___ Provided entries ___

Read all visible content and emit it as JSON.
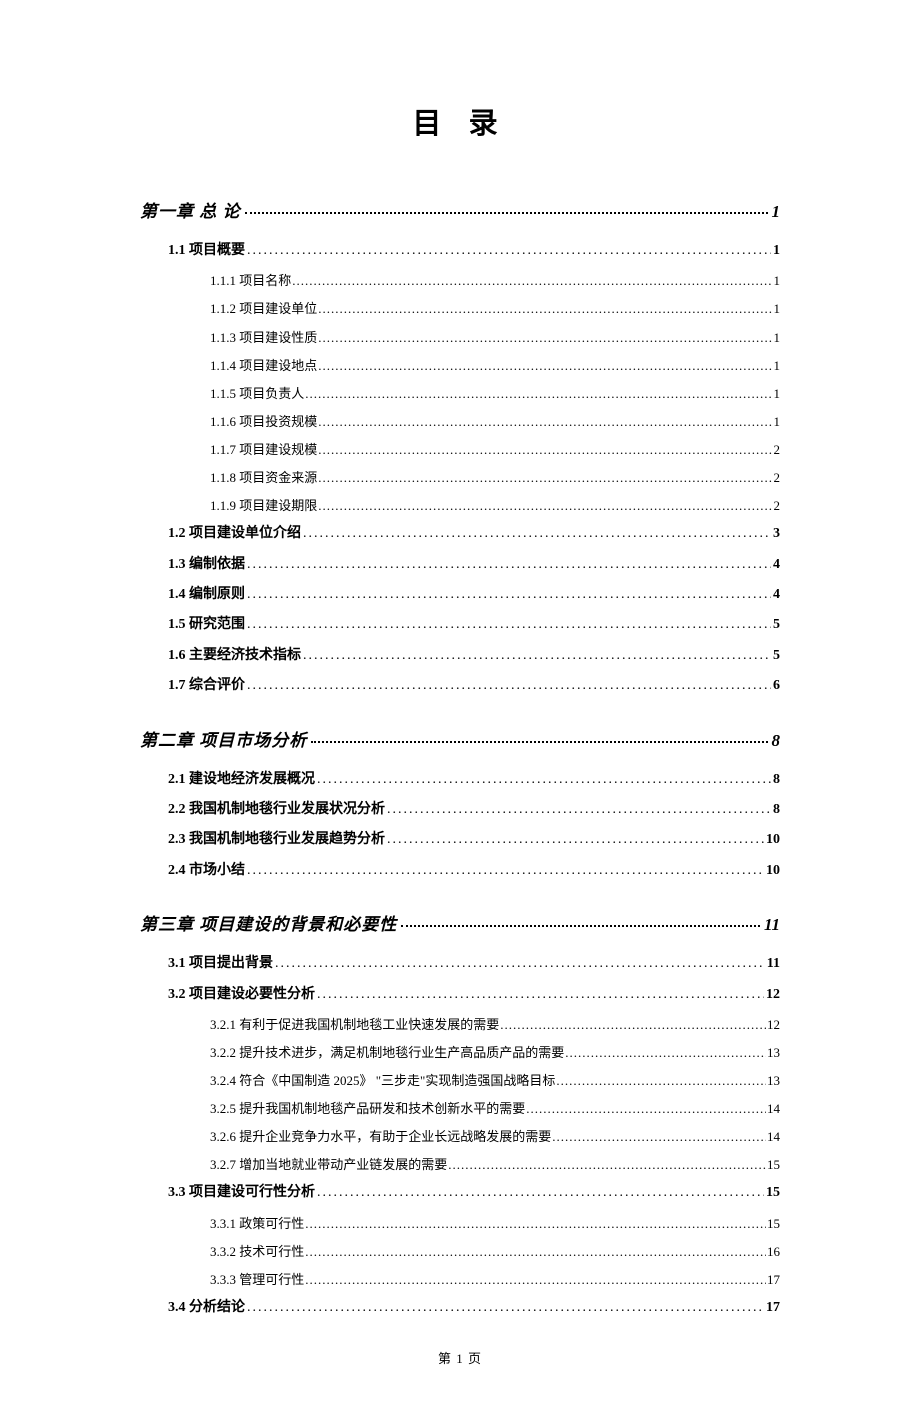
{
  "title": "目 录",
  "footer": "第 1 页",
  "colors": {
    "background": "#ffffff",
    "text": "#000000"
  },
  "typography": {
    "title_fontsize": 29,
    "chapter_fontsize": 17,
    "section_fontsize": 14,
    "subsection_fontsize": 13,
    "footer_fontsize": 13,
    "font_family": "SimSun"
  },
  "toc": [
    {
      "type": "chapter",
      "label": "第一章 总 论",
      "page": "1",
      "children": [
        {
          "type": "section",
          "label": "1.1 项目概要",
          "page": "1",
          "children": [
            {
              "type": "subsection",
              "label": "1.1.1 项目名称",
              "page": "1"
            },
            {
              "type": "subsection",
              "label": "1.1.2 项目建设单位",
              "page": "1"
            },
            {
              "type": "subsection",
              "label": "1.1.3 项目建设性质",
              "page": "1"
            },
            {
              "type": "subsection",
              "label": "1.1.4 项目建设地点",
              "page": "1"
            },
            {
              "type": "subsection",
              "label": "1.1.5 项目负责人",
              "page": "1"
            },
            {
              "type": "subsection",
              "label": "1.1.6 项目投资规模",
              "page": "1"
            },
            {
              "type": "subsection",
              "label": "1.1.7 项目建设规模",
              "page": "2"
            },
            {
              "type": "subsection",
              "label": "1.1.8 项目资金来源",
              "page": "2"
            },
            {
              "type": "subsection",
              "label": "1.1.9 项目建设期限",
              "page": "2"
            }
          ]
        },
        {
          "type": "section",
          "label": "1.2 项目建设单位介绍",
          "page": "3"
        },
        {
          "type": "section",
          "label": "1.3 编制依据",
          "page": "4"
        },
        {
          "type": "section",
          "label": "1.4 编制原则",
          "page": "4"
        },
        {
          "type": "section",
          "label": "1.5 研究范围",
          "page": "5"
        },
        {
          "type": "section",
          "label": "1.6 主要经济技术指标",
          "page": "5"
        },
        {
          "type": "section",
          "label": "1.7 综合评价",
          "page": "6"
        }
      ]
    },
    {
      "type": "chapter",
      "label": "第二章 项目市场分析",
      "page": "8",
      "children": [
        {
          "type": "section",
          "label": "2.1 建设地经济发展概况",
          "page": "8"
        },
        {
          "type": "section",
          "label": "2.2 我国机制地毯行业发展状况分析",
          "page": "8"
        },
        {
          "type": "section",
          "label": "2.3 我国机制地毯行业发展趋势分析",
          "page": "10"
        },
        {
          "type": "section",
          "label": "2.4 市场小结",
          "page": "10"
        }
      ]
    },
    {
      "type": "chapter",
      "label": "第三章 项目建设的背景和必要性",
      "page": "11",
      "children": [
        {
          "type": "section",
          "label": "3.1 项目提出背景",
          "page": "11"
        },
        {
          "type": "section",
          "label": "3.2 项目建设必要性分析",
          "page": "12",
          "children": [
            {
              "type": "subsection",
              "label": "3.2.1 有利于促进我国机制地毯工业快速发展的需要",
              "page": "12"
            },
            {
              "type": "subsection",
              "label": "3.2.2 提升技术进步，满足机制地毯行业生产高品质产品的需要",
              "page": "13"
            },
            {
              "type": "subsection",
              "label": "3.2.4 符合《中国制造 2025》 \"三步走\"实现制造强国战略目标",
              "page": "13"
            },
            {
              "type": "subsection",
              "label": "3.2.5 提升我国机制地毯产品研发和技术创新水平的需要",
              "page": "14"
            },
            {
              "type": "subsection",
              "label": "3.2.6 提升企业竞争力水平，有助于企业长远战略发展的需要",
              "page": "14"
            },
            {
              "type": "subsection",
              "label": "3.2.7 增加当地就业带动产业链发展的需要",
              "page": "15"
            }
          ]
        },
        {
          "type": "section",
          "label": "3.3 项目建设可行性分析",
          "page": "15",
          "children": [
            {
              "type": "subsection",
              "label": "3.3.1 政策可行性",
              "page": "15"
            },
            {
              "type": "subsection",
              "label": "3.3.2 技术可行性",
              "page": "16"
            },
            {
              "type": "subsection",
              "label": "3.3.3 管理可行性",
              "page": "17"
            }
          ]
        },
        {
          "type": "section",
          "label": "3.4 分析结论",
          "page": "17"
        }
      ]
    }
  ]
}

___

Repeat the material above word for word, please, apart from its images.

**Task output:**
Read all visible content and emit it as JSON.
{
  "title": "目 录",
  "footer": "第 1 页",
  "colors": {
    "background": "#ffffff",
    "text": "#000000"
  },
  "typography": {
    "title_fontsize": 29,
    "chapter_fontsize": 17,
    "section_fontsize": 14,
    "subsection_fontsize": 13,
    "footer_fontsize": 13,
    "font_family": "SimSun"
  },
  "toc": [
    {
      "type": "chapter",
      "label": "第一章 总 论",
      "page": "1",
      "children": [
        {
          "type": "section",
          "label": "1.1 项目概要",
          "page": "1",
          "children": [
            {
              "type": "subsection",
              "label": "1.1.1 项目名称",
              "page": "1"
            },
            {
              "type": "subsection",
              "label": "1.1.2 项目建设单位",
              "page": "1"
            },
            {
              "type": "subsection",
              "label": "1.1.3 项目建设性质",
              "page": "1"
            },
            {
              "type": "subsection",
              "label": "1.1.4 项目建设地点",
              "page": "1"
            },
            {
              "type": "subsection",
              "label": "1.1.5 项目负责人",
              "page": "1"
            },
            {
              "type": "subsection",
              "label": "1.1.6 项目投资规模",
              "page": "1"
            },
            {
              "type": "subsection",
              "label": "1.1.7 项目建设规模",
              "page": "2"
            },
            {
              "type": "subsection",
              "label": "1.1.8 项目资金来源",
              "page": "2"
            },
            {
              "type": "subsection",
              "label": "1.1.9 项目建设期限",
              "page": "2"
            }
          ]
        },
        {
          "type": "section",
          "label": "1.2 项目建设单位介绍",
          "page": "3"
        },
        {
          "type": "section",
          "label": "1.3 编制依据",
          "page": "4"
        },
        {
          "type": "section",
          "label": "1.4 编制原则",
          "page": "4"
        },
        {
          "type": "section",
          "label": "1.5 研究范围",
          "page": "5"
        },
        {
          "type": "section",
          "label": "1.6 主要经济技术指标",
          "page": "5"
        },
        {
          "type": "section",
          "label": "1.7 综合评价",
          "page": "6"
        }
      ]
    },
    {
      "type": "chapter",
      "label": "第二章 项目市场分析",
      "page": "8",
      "children": [
        {
          "type": "section",
          "label": "2.1 建设地经济发展概况",
          "page": "8"
        },
        {
          "type": "section",
          "label": "2.2 我国机制地毯行业发展状况分析",
          "page": "8"
        },
        {
          "type": "section",
          "label": "2.3 我国机制地毯行业发展趋势分析",
          "page": "10"
        },
        {
          "type": "section",
          "label": "2.4 市场小结",
          "page": "10"
        }
      ]
    },
    {
      "type": "chapter",
      "label": "第三章 项目建设的背景和必要性",
      "page": "11",
      "children": [
        {
          "type": "section",
          "label": "3.1 项目提出背景",
          "page": "11"
        },
        {
          "type": "section",
          "label": "3.2 项目建设必要性分析",
          "page": "12",
          "children": [
            {
              "type": "subsection",
              "label": "3.2.1 有利于促进我国机制地毯工业快速发展的需要",
              "page": "12"
            },
            {
              "type": "subsection",
              "label": "3.2.2 提升技术进步，满足机制地毯行业生产高品质产品的需要",
              "page": "13"
            },
            {
              "type": "subsection",
              "label": "3.2.4 符合《中国制造 2025》 \"三步走\"实现制造强国战略目标",
              "page": "13"
            },
            {
              "type": "subsection",
              "label": "3.2.5 提升我国机制地毯产品研发和技术创新水平的需要",
              "page": "14"
            },
            {
              "type": "subsection",
              "label": "3.2.6 提升企业竞争力水平，有助于企业长远战略发展的需要",
              "page": "14"
            },
            {
              "type": "subsection",
              "label": "3.2.7 增加当地就业带动产业链发展的需要",
              "page": "15"
            }
          ]
        },
        {
          "type": "section",
          "label": "3.3 项目建设可行性分析",
          "page": "15",
          "children": [
            {
              "type": "subsection",
              "label": "3.3.1 政策可行性",
              "page": "15"
            },
            {
              "type": "subsection",
              "label": "3.3.2 技术可行性",
              "page": "16"
            },
            {
              "type": "subsection",
              "label": "3.3.3 管理可行性",
              "page": "17"
            }
          ]
        },
        {
          "type": "section",
          "label": "3.4 分析结论",
          "page": "17"
        }
      ]
    }
  ]
}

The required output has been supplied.